SOURCE RECORDS =>
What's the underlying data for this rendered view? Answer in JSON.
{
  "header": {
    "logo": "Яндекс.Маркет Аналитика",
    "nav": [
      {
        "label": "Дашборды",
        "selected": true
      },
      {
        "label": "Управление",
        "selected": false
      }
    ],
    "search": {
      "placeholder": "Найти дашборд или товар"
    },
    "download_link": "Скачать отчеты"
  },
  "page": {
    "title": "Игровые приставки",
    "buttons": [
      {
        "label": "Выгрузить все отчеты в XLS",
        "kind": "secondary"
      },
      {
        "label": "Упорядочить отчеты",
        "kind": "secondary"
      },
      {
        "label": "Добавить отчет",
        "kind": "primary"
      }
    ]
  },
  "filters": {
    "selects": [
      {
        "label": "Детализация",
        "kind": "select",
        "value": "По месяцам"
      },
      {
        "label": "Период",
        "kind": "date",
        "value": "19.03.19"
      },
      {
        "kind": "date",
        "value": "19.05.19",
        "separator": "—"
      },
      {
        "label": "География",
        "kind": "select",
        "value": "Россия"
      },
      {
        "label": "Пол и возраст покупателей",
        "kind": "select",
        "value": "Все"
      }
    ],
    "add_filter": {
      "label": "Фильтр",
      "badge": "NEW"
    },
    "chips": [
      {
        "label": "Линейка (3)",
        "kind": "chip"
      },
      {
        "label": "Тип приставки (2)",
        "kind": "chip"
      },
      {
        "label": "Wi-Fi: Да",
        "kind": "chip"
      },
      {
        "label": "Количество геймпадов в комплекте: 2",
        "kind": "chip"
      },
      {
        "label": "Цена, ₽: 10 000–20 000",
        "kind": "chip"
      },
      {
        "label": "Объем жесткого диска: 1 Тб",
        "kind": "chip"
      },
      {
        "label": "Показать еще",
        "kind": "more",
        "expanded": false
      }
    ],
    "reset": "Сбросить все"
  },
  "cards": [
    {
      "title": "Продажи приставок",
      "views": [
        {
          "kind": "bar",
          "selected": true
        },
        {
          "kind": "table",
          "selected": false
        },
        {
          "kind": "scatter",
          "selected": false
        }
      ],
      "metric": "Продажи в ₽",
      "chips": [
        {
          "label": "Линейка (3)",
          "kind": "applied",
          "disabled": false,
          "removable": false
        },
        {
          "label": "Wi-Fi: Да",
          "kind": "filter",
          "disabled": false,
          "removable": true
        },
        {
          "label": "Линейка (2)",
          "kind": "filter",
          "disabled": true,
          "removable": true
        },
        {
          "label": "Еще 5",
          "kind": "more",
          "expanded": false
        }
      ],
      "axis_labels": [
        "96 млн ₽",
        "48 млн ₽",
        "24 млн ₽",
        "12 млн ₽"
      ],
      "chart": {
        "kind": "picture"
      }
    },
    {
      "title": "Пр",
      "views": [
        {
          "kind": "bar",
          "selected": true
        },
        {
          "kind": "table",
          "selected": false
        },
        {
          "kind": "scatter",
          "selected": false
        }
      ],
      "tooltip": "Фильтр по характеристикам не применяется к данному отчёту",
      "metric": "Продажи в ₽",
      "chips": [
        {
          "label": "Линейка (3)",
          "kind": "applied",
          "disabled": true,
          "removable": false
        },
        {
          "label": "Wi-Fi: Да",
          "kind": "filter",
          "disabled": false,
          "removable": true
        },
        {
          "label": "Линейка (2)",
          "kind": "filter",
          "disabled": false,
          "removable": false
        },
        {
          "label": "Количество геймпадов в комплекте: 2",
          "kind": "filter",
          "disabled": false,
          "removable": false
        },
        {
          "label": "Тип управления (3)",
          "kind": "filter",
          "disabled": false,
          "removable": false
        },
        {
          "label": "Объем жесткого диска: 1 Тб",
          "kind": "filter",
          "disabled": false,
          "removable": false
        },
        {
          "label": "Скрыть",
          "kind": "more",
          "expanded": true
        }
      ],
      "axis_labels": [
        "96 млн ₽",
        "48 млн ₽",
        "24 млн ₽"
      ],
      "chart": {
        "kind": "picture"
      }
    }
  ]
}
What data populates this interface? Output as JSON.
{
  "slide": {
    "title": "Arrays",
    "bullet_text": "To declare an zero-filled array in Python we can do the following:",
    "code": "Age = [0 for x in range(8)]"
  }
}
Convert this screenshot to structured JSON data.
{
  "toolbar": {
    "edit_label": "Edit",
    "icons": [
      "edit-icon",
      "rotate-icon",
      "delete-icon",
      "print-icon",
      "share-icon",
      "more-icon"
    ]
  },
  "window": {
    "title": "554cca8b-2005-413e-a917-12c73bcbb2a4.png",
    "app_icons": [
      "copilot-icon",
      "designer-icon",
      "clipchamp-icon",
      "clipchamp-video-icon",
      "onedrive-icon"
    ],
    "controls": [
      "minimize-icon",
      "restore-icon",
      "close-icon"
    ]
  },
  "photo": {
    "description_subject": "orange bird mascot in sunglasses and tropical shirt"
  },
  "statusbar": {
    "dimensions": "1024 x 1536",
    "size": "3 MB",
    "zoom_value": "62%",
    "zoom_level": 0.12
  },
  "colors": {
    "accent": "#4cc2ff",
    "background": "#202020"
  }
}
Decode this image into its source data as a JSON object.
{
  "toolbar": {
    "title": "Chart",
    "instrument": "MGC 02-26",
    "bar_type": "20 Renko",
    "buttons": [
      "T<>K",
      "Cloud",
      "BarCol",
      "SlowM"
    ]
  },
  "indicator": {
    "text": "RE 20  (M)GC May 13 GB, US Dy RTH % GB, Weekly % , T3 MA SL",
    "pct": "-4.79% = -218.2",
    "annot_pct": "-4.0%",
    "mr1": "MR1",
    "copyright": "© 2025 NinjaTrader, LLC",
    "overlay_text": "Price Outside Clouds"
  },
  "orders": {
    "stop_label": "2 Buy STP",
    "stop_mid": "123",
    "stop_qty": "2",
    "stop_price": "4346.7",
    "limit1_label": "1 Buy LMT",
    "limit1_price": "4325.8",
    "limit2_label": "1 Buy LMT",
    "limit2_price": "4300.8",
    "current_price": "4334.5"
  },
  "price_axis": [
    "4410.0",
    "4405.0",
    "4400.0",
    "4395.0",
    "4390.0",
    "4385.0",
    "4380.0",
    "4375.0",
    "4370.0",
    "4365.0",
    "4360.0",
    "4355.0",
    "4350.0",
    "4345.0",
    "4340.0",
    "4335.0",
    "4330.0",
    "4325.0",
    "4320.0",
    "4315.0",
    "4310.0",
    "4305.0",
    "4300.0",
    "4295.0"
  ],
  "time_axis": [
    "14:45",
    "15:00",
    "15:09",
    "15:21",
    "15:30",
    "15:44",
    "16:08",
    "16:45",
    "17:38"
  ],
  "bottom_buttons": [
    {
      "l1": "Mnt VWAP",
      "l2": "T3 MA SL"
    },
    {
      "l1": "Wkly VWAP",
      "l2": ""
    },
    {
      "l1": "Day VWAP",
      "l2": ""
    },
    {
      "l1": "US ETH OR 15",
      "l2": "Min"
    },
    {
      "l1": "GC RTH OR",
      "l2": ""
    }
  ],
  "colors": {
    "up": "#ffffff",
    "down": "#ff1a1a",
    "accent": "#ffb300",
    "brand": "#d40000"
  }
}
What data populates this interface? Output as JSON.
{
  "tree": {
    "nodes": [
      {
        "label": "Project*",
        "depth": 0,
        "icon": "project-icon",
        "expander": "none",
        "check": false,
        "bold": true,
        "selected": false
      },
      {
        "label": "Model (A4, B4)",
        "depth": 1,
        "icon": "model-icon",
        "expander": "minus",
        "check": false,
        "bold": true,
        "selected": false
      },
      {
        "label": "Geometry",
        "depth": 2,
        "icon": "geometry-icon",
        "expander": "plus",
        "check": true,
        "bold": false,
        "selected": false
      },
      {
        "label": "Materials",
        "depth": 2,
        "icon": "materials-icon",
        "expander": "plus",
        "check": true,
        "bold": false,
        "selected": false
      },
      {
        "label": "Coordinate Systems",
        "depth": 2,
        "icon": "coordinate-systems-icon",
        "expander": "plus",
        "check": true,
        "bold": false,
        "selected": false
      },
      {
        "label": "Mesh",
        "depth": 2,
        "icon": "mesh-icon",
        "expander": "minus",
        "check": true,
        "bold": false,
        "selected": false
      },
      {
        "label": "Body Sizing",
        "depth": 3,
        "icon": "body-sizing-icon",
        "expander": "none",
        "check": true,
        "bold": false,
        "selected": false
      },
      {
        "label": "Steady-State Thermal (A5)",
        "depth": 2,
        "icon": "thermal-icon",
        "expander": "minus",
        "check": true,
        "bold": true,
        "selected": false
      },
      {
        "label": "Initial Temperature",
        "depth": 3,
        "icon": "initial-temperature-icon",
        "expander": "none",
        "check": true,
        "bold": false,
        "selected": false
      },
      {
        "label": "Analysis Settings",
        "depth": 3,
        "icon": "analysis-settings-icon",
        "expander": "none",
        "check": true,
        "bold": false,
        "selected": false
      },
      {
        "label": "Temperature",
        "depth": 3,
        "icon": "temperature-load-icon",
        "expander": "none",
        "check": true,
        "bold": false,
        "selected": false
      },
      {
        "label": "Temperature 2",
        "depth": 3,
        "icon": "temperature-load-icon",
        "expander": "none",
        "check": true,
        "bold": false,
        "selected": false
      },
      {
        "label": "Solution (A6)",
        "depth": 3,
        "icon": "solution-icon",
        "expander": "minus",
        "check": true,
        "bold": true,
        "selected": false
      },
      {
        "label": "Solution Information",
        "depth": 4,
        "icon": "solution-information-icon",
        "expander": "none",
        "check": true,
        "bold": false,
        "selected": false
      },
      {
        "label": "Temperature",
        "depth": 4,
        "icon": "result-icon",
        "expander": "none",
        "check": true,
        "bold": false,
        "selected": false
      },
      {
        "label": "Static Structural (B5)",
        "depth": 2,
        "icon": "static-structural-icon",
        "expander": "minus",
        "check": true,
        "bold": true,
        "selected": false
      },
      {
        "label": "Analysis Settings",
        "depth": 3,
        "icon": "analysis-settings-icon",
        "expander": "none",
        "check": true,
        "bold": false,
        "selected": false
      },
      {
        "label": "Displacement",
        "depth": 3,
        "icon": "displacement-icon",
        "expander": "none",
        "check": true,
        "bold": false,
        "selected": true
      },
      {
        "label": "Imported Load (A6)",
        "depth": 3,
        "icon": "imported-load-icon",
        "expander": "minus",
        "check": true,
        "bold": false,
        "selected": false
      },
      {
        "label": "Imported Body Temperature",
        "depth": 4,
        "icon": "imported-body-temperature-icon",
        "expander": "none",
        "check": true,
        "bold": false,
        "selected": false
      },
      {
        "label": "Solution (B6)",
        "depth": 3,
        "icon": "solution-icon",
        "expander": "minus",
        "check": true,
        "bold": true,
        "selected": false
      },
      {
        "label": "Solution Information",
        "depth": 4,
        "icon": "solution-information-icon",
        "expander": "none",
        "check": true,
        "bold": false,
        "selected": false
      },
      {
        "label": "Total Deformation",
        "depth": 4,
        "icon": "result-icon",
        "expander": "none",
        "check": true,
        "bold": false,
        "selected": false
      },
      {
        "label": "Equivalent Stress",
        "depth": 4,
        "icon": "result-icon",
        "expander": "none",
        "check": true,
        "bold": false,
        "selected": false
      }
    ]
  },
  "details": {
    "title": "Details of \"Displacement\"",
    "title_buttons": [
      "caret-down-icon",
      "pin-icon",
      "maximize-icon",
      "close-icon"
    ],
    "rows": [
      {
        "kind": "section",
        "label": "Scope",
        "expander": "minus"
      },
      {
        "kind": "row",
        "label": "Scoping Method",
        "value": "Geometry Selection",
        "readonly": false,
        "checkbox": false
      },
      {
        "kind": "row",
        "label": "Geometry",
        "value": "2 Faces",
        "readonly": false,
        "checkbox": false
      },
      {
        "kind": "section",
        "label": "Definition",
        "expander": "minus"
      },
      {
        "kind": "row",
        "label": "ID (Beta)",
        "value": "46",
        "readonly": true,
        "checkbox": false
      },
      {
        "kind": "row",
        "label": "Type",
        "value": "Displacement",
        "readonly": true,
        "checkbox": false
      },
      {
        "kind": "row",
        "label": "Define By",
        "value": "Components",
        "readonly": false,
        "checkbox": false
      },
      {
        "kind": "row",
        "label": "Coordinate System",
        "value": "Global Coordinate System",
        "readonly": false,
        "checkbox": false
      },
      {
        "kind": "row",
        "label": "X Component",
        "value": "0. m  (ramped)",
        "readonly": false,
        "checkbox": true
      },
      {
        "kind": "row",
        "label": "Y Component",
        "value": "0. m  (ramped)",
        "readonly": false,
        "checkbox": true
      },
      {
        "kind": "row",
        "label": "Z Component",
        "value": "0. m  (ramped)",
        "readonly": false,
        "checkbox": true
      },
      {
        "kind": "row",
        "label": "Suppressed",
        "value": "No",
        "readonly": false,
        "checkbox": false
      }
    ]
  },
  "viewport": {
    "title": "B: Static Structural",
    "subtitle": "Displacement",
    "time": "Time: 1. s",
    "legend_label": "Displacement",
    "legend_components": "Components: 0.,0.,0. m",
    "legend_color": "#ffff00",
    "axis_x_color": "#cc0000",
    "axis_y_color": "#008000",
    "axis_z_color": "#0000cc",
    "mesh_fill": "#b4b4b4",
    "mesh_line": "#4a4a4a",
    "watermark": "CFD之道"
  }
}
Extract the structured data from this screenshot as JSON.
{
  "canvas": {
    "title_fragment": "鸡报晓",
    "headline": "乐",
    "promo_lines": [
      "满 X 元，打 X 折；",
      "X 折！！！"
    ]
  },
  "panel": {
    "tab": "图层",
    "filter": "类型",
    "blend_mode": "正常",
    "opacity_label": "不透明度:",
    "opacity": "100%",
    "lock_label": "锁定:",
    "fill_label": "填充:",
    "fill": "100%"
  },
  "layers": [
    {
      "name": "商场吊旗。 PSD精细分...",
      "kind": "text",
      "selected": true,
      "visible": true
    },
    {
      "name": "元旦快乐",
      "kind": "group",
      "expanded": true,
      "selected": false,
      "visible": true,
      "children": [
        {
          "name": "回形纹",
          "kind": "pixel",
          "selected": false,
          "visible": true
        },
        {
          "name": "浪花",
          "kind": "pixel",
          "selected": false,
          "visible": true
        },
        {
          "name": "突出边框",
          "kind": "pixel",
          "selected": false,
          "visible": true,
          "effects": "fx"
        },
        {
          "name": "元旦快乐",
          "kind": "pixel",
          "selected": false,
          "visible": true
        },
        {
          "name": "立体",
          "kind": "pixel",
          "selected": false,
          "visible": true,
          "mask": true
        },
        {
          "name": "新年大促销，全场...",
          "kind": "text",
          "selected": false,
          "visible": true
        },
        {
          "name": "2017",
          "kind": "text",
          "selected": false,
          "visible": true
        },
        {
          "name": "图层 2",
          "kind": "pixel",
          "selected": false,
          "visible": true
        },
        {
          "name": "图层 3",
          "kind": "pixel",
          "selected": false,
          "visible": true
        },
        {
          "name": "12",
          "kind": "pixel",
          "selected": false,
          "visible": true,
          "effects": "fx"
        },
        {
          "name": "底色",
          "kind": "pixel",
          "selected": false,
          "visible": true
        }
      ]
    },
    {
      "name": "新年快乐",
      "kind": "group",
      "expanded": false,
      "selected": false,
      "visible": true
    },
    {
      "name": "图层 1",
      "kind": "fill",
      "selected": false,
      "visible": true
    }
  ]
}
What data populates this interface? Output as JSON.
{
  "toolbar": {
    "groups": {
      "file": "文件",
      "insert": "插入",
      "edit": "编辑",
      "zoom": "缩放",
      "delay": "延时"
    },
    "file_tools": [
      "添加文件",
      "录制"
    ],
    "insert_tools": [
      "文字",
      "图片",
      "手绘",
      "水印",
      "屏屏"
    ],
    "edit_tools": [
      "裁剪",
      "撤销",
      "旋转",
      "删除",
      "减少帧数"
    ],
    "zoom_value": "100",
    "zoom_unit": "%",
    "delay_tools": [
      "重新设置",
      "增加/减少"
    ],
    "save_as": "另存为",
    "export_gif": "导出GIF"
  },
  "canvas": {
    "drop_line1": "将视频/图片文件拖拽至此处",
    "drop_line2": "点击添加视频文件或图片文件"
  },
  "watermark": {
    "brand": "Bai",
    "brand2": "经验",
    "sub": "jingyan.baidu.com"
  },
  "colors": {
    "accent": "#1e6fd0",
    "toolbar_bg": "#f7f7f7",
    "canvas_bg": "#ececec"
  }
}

WORK INSTRUCTIONS =>
In the listing, find each line with the string "Components" and copy it.

THE RESULT =>
        "value": "Components",
    "legend_components": "Components: 0.,0.,0. m",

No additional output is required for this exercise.